** begin **
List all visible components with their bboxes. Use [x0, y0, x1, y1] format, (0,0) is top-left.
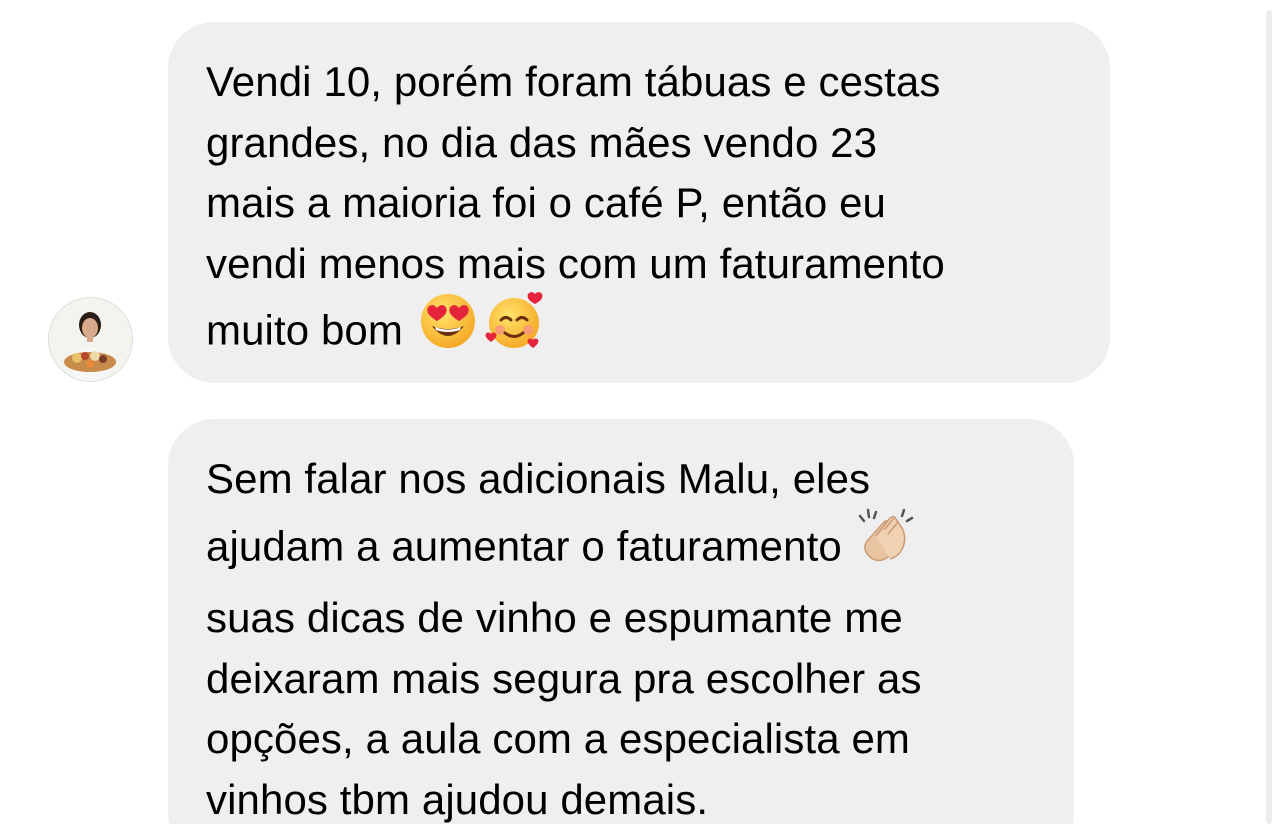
- message-line-text: muito bom: [206, 306, 403, 354]
- message-line: deixaram mais segura pra escolher as: [206, 654, 922, 702]
- message-line: vendi menos mais com um faturamento: [206, 239, 945, 287]
- message-line: suas dicas de vinho e espumante me: [206, 594, 903, 641]
- avatar-photo-icon: [49, 298, 132, 381]
- heart-eyes-emoji-icon: [419, 292, 477, 367]
- smiling-face-with-hearts-emoji-icon: [483, 290, 545, 369]
- message-line: vinhos tbm ajudou demais.: [206, 775, 709, 823]
- scrollbar[interactable]: [1266, 10, 1272, 824]
- message-line: Vendi 10, porém foram tábuas e cestas: [206, 58, 941, 105]
- chat-thread: Vendi 10, porém foram tábuas e cestas gr…: [0, 0, 1284, 824]
- message-bubble[interactable]: Sem falar nos adicionais Malu, eles ajud…: [168, 419, 1074, 824]
- message-line: grandes, no dia das mães vendo 23: [206, 118, 878, 166]
- message-line: mais a maioria foi o café P, então eu: [206, 179, 886, 226]
- message-line: opções, a aula com a especialista em: [206, 715, 910, 762]
- message-line-text: ajudam a aumentar o faturamento: [206, 521, 842, 569]
- message-line-last: muito bom: [206, 292, 1072, 373]
- message-bubble[interactable]: Vendi 10, porém foram tábuas e cestas gr…: [168, 22, 1110, 383]
- sender-avatar[interactable]: [49, 298, 132, 381]
- clapping-hands-emoji-icon: [854, 506, 916, 585]
- message-line-with-emoji: ajudam a aumentar o faturamento: [206, 508, 1036, 589]
- message-line: Sem falar nos adicionais Malu, eles: [206, 455, 871, 502]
** end **
*WORK TO DO*
Return each line of the items above that contains the string "bubble". Case counts.

*ANSWER FOR THE TASK*
- message-bubble[interactable]: Sem falar nos adicionais Malu, eles ajud…: [168, 419, 1074, 824]
- message-bubble[interactable]: Vendi 10, porém foram tábuas e cestas gr…: [168, 22, 1110, 383]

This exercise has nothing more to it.